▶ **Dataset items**
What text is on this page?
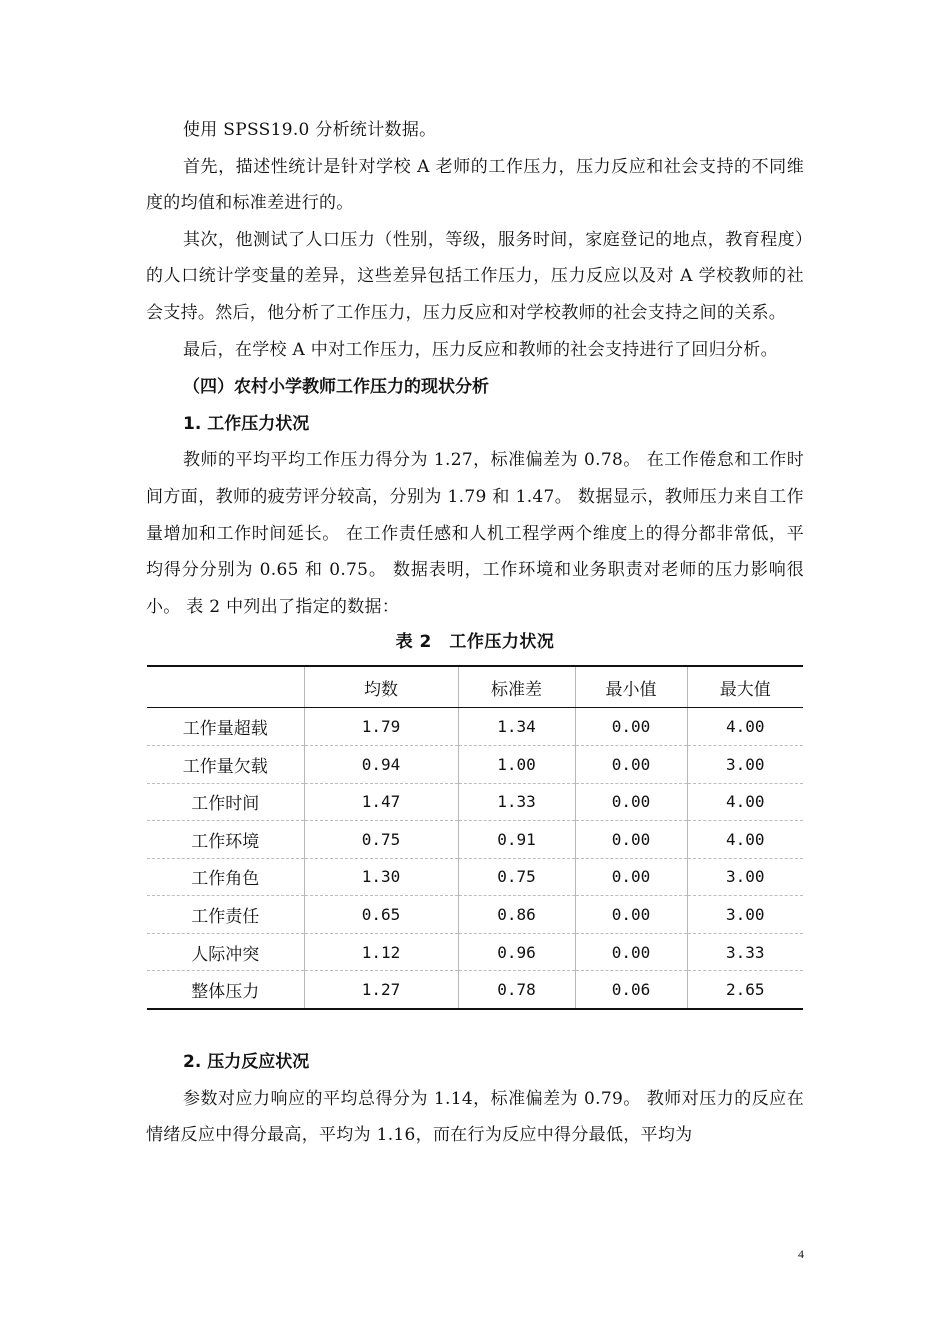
使用 SPSS19.0 分析统计数据。

首先，描述性统计是针对学校 A 老师的工作压力，压力反应和社会支持的不同维度的均值和标准差进行的。

其次，他测试了人口压力（性别，等级，服务时间，家庭登记的地点，教育程度）的人口统计学变量的差异，这些差异包括工作压力，压力反应以及对 A 学校教师的社会支持。然后，他分析了工作压力，压力反应和对学校教师的社会支持之间的关系。

最后，在学校 A 中对工作压力，压力反应和教师的社会支持进行了回归分析。

（四）农村小学教师工作压力的现状分析
1. 工作压力状况

教师的平均平均工作压力得分为 1.27，标准偏差为 0.78。 在工作倦怠和工作时间方面，教师的疲劳评分较高，分别为 1.79 和 1.47。 数据显示，教师压力来自工作量增加和工作时间延长。 在工作责任感和人机工程学两个维度上的得分都非常低，平均得分分别为 0.65 和 0.75。 数据表明，工作环境和业务职责对老师的压力影响很小。 表 2 中列出了指定的数据：

表 2　工作压力状况
	均数	标准差	最小值	最大值
工作量超载	1.79	1.34	0.00	4.00
工作量欠载	0.94	1.00	0.00	3.00
工作时间	1.47	1.33	0.00	4.00
工作环境	0.75	0.91	0.00	4.00
工作角色	1.30	0.75	0.00	3.00
工作责任	0.65	0.86	0.00	3.00
人际冲突	1.12	0.96	0.00	3.33
整体压力	1.27	0.78	0.06	2.65
2. 压力反应状况

参数对应力响应的平均总得分为 1.14，标准偏差为 0.79。 教师对压力的反应在情绪反应中得分最高，平均为 1.16，而在行为反应中得分最低，平均为

4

▶ **Requirement**
Copy everything in the records above except the pictures, exactly as written.

▶ **Finished answer**
What text is on this page?
使用 SPSS19.0 分析统计数据。

首先，描述性统计是针对学校 A 老师的工作压力，压力反应和社会支持的不同维度的均值和标准差进行的。

其次，他测试了人口压力（性别，等级，服务时间，家庭登记的地点，教育程度）的人口统计学变量的差异，这些差异包括工作压力，压力反应以及对 A 学校教师的社会支持。然后，他分析了工作压力，压力反应和对学校教师的社会支持之间的关系。

最后，在学校 A 中对工作压力，压力反应和教师的社会支持进行了回归分析。

（四）农村小学教师工作压力的现状分析
1. 工作压力状况

教师的平均平均工作压力得分为 1.27，标准偏差为 0.78。 在工作倦怠和工作时间方面，教师的疲劳评分较高，分别为 1.79 和 1.47。 数据显示，教师压力来自工作量增加和工作时间延长。 在工作责任感和人机工程学两个维度上的得分都非常低，平均得分分别为 0.65 和 0.75。 数据表明，工作环境和业务职责对老师的压力影响很小。 表 2 中列出了指定的数据：

表 2　工作压力状况
	均数	标准差	最小值	最大值
工作量超载	1.79	1.34	0.00	4.00
工作量欠载	0.94	1.00	0.00	3.00
工作时间	1.47	1.33	0.00	4.00
工作环境	0.75	0.91	0.00	4.00
工作角色	1.30	0.75	0.00	3.00
工作责任	0.65	0.86	0.00	3.00
人际冲突	1.12	0.96	0.00	3.33
整体压力	1.27	0.78	0.06	2.65
2. 压力反应状况

参数对应力响应的平均总得分为 1.14，标准偏差为 0.79。 教师对压力的反应在情绪反应中得分最高，平均为 1.16，而在行为反应中得分最低，平均为

4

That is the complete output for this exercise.